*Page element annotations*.
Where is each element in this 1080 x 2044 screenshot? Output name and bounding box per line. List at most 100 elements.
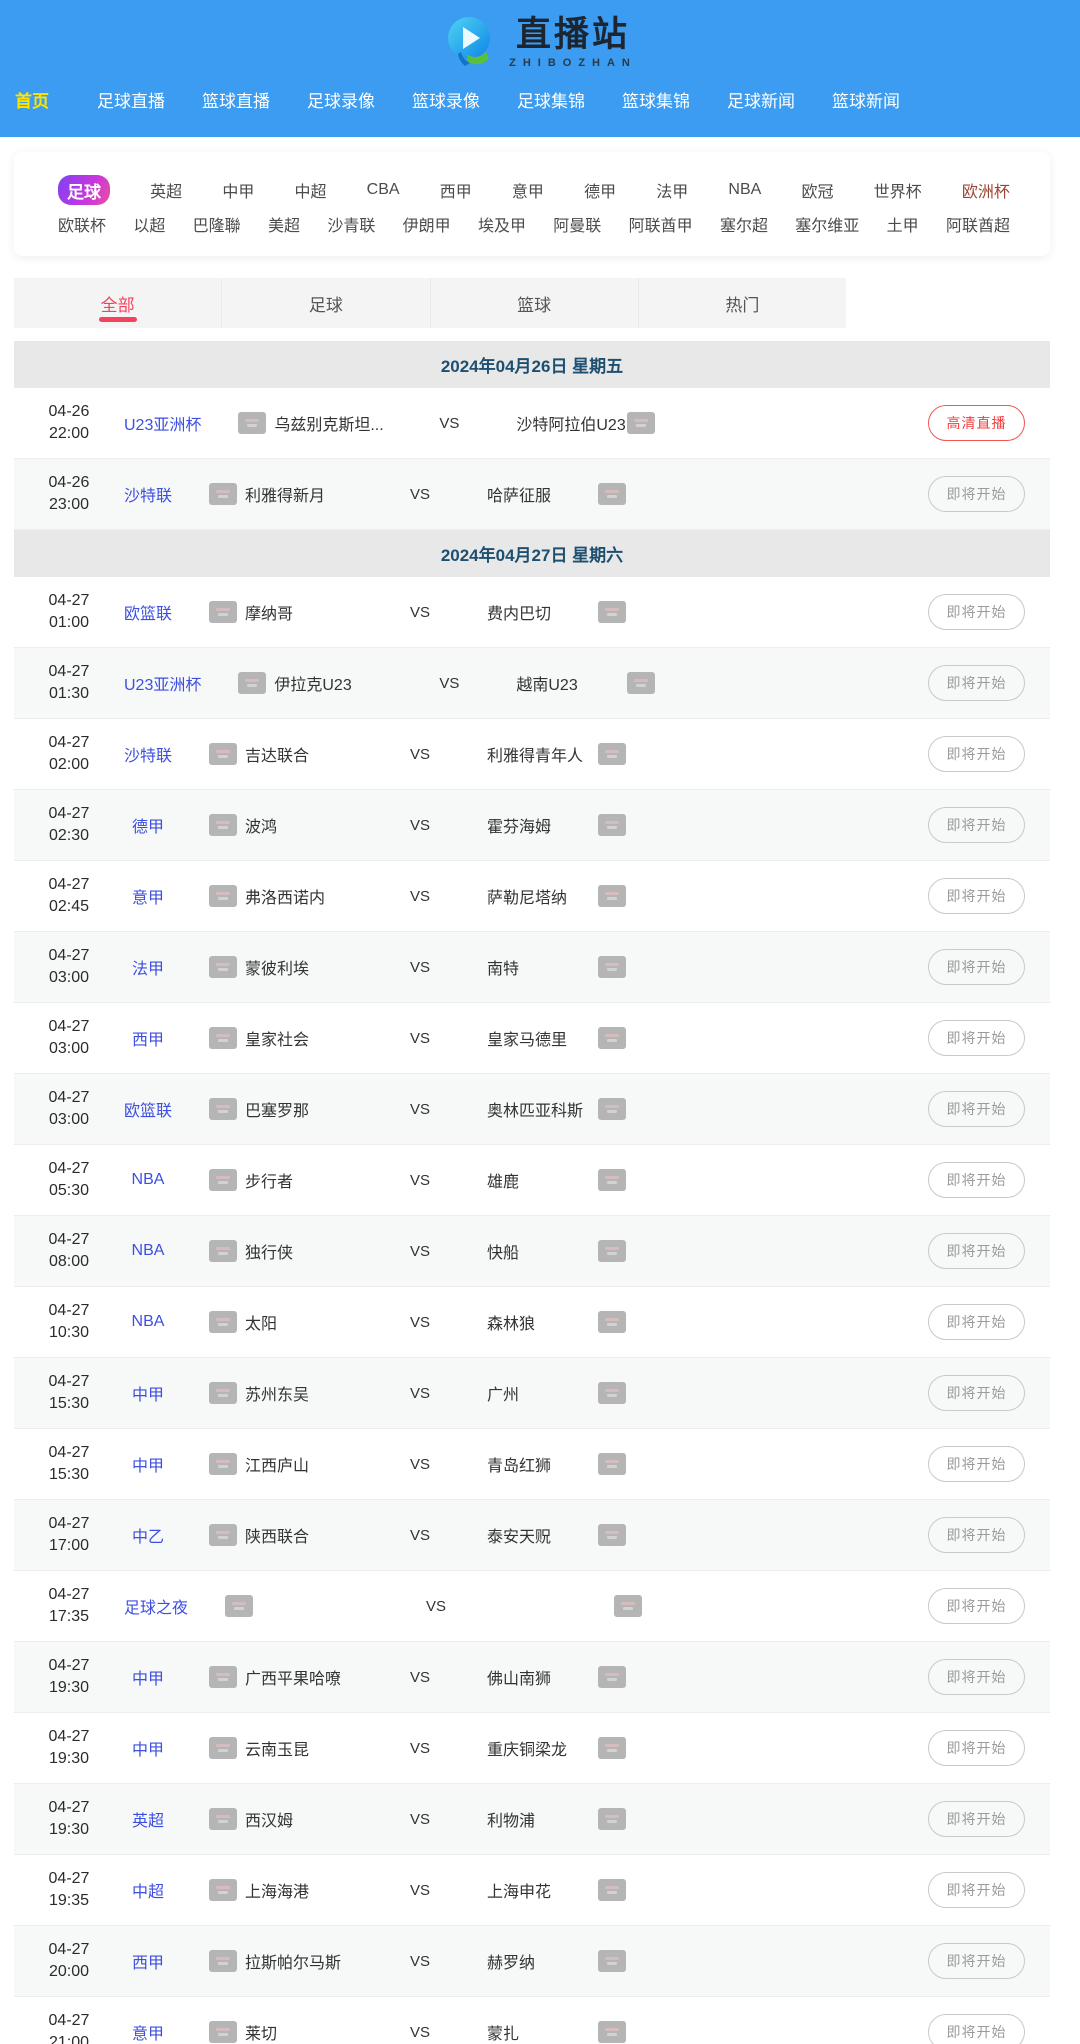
match-row[interactable]: 04-27 19:35 中超 上海海港 VS 上海申花 即将开始 xyxy=(14,1855,1050,1926)
league-link[interactable]: 中甲 xyxy=(132,1381,164,1405)
status-button[interactable]: 即将开始 xyxy=(928,476,1025,512)
match-row[interactable]: 04-27 03:00 西甲 皇家社会 VS 皇家马德里 即将开始 xyxy=(14,1003,1050,1074)
status-button[interactable]: 即将开始 xyxy=(928,878,1025,914)
league-filter-item[interactable]: 德甲 xyxy=(584,178,616,202)
match-row[interactable]: 04-26 22:00 U23亚洲杯 乌兹别克斯坦... VS 沙特阿拉伯U23… xyxy=(14,388,1050,459)
match-row[interactable]: 04-27 10:30 NBA 太阳 VS 森林狼 即将开始 xyxy=(14,1287,1050,1358)
league-filter-item[interactable]: NBA xyxy=(728,181,761,199)
status-button[interactable]: 即将开始 xyxy=(928,1588,1025,1624)
status-button[interactable]: 即将开始 xyxy=(928,1943,1025,1979)
league-link[interactable]: U23亚洲杯 xyxy=(124,411,201,435)
league-filter-item[interactable]: 塞尔维亚 xyxy=(795,212,859,236)
league-link[interactable]: 沙特联 xyxy=(124,482,172,506)
status-button[interactable]: 即将开始 xyxy=(928,1091,1025,1127)
status-button[interactable]: 即将开始 xyxy=(928,2014,1025,2044)
league-link[interactable]: NBA xyxy=(132,1313,165,1331)
league-filter-item[interactable]: 巴隆聯 xyxy=(193,212,241,236)
league-link[interactable]: 西甲 xyxy=(132,1026,164,1050)
match-row[interactable]: 04-27 21:00 意甲 莱切 VS 蒙扎 即将开始 xyxy=(14,1997,1050,2044)
match-row[interactable]: 04-27 19:30 英超 西汉姆 VS 利物浦 即将开始 xyxy=(14,1784,1050,1855)
league-link[interactable]: 中甲 xyxy=(132,1452,164,1476)
match-row[interactable]: 04-27 19:30 中甲 云南玉昆 VS 重庆铜梁龙 即将开始 xyxy=(14,1713,1050,1784)
status-button[interactable]: 即将开始 xyxy=(928,1446,1025,1482)
nav-item[interactable]: 足球录像 xyxy=(307,87,412,112)
league-link[interactable]: 英超 xyxy=(132,1807,164,1831)
status-button[interactable]: 即将开始 xyxy=(928,1375,1025,1411)
league-link[interactable]: U23亚洲杯 xyxy=(124,671,201,695)
match-row[interactable]: 04-27 17:35 足球之夜 VS 即将开始 xyxy=(14,1571,1050,1642)
status-button[interactable]: 即将开始 xyxy=(928,1801,1025,1837)
league-filter-item[interactable]: 意甲 xyxy=(512,178,544,202)
league-filter-item[interactable]: 沙青联 xyxy=(327,212,375,236)
league-link[interactable]: 中甲 xyxy=(132,1665,164,1689)
match-row[interactable]: 04-27 01:00 欧篮联 摩纳哥 VS 费内巴切 即将开始 xyxy=(14,577,1050,648)
league-filter-item[interactable]: 以超 xyxy=(133,212,165,236)
status-button[interactable]: 即将开始 xyxy=(928,1872,1025,1908)
tab-all[interactable]: 全部 xyxy=(14,278,222,328)
league-link[interactable]: 沙特联 xyxy=(124,742,172,766)
nav-item[interactable]: 篮球录像 xyxy=(412,87,517,112)
nav-item[interactable]: 足球直播 xyxy=(97,87,202,112)
nav-item[interactable]: 篮球新闻 xyxy=(832,87,937,112)
nav-item[interactable]: 首页 xyxy=(15,87,97,112)
league-filter-item[interactable]: 伊朗甲 xyxy=(403,212,451,236)
nav-item[interactable]: 足球新闻 xyxy=(727,87,832,112)
league-link[interactable]: 中超 xyxy=(132,1878,164,1902)
status-button[interactable]: 即将开始 xyxy=(928,1659,1025,1695)
league-filter-item[interactable]: 欧洲杯 xyxy=(962,178,1010,202)
status-button[interactable]: 即将开始 xyxy=(928,1730,1025,1766)
league-link[interactable]: 中乙 xyxy=(132,1523,164,1547)
league-filter-item[interactable]: 阿联酋超 xyxy=(946,212,1010,236)
match-row[interactable]: 04-27 03:00 法甲 蒙彼利埃 VS 南特 即将开始 xyxy=(14,932,1050,1003)
status-button[interactable]: 高清直播 xyxy=(928,405,1025,441)
league-filter-item[interactable]: 阿联酋甲 xyxy=(629,212,693,236)
league-link[interactable]: NBA xyxy=(132,1242,165,1260)
league-filter-item[interactable]: 土甲 xyxy=(887,212,919,236)
match-row[interactable]: 04-27 20:00 西甲 拉斯帕尔马斯 VS 赫罗纳 即将开始 xyxy=(14,1926,1050,1997)
match-row[interactable]: 04-27 02:00 沙特联 吉达联合 VS 利雅得青年人 即将开始 xyxy=(14,719,1050,790)
league-filter-item[interactable]: 世界杯 xyxy=(874,178,922,202)
league-link[interactable]: 法甲 xyxy=(132,955,164,979)
league-link[interactable]: 中甲 xyxy=(132,1736,164,1760)
status-button[interactable]: 即将开始 xyxy=(928,1233,1025,1269)
league-filter-item[interactable]: 英超 xyxy=(150,178,182,202)
match-row[interactable]: 04-27 01:30 U23亚洲杯 伊拉克U23 VS 越南U23 即将开始 xyxy=(14,648,1050,719)
match-row[interactable]: 04-27 15:30 中甲 江西庐山 VS 青岛红狮 即将开始 xyxy=(14,1429,1050,1500)
match-row[interactable]: 04-27 03:00 欧篮联 巴塞罗那 VS 奥林匹亚科斯 即将开始 xyxy=(14,1074,1050,1145)
match-row[interactable]: 04-27 05:30 NBA 步行者 VS 雄鹿 即将开始 xyxy=(14,1145,1050,1216)
football-category-pill[interactable]: 足球 xyxy=(58,175,110,205)
league-filter-item[interactable]: 美超 xyxy=(268,212,300,236)
league-filter-item[interactable]: 欧联杯 xyxy=(58,212,106,236)
league-link[interactable]: 意甲 xyxy=(132,2020,164,2044)
league-link[interactable]: 欧篮联 xyxy=(124,600,172,624)
match-row[interactable]: 04-26 23:00 沙特联 利雅得新月 VS 哈萨征服 即将开始 xyxy=(14,459,1050,530)
league-link[interactable]: 意甲 xyxy=(132,884,164,908)
league-filter-item[interactable]: CBA xyxy=(367,181,400,199)
league-filter-item[interactable]: 阿曼联 xyxy=(553,212,601,236)
league-filter-item[interactable]: 中甲 xyxy=(222,178,254,202)
status-button[interactable]: 即将开始 xyxy=(928,1304,1025,1340)
nav-item[interactable]: 足球集锦 xyxy=(517,87,622,112)
nav-item[interactable]: 篮球直播 xyxy=(202,87,307,112)
league-link[interactable]: 欧篮联 xyxy=(124,1097,172,1121)
status-button[interactable]: 即将开始 xyxy=(928,1517,1025,1553)
league-link[interactable]: 西甲 xyxy=(132,1949,164,1973)
nav-item[interactable]: 篮球集锦 xyxy=(622,87,727,112)
status-button[interactable]: 即将开始 xyxy=(928,807,1025,843)
tab-football[interactable]: 足球 xyxy=(222,278,430,328)
league-link[interactable]: 德甲 xyxy=(132,813,164,837)
tab-hot[interactable]: 热门 xyxy=(639,278,846,328)
league-filter-item[interactable]: 西甲 xyxy=(440,178,472,202)
league-filter-item[interactable]: 欧冠 xyxy=(801,178,833,202)
league-filter-item[interactable]: 塞尔超 xyxy=(720,212,768,236)
tab-basketball[interactable]: 篮球 xyxy=(431,278,639,328)
league-filter-item[interactable]: 埃及甲 xyxy=(478,212,526,236)
status-button[interactable]: 即将开始 xyxy=(928,1162,1025,1198)
league-link[interactable]: 足球之夜 xyxy=(124,1594,188,1618)
match-row[interactable]: 04-27 02:45 意甲 弗洛西诺内 VS 萨勒尼塔纳 即将开始 xyxy=(14,861,1050,932)
status-button[interactable]: 即将开始 xyxy=(928,1020,1025,1056)
league-filter-item[interactable]: 中超 xyxy=(295,178,327,202)
status-button[interactable]: 即将开始 xyxy=(928,594,1025,630)
league-link[interactable]: NBA xyxy=(132,1171,165,1189)
status-button[interactable]: 即将开始 xyxy=(928,949,1025,985)
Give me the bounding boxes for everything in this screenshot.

*CHALLENGE*.
Lay out the items from the line with "match-row[interactable]: 04-27 19:35" to the line with "match-row[interactable]: 04-27 03:00 西甲" as a numbered list, leaving out any blank lines.

*EXPECTED OUTPUT*.
1. match-row[interactable]: 04-27 19:35 中超 上海海港 VS 上海申花 即将开始 xyxy=(14,1855,1050,1926)
2. league-link[interactable]: 中甲 xyxy=(132,1381,164,1405)
3. status-button[interactable]: 即将开始 xyxy=(928,476,1025,512)
4. match-row[interactable]: 04-27 03:00 西甲 皇家社会 VS 皇家马德里 即将开始 xyxy=(14,1003,1050,1074)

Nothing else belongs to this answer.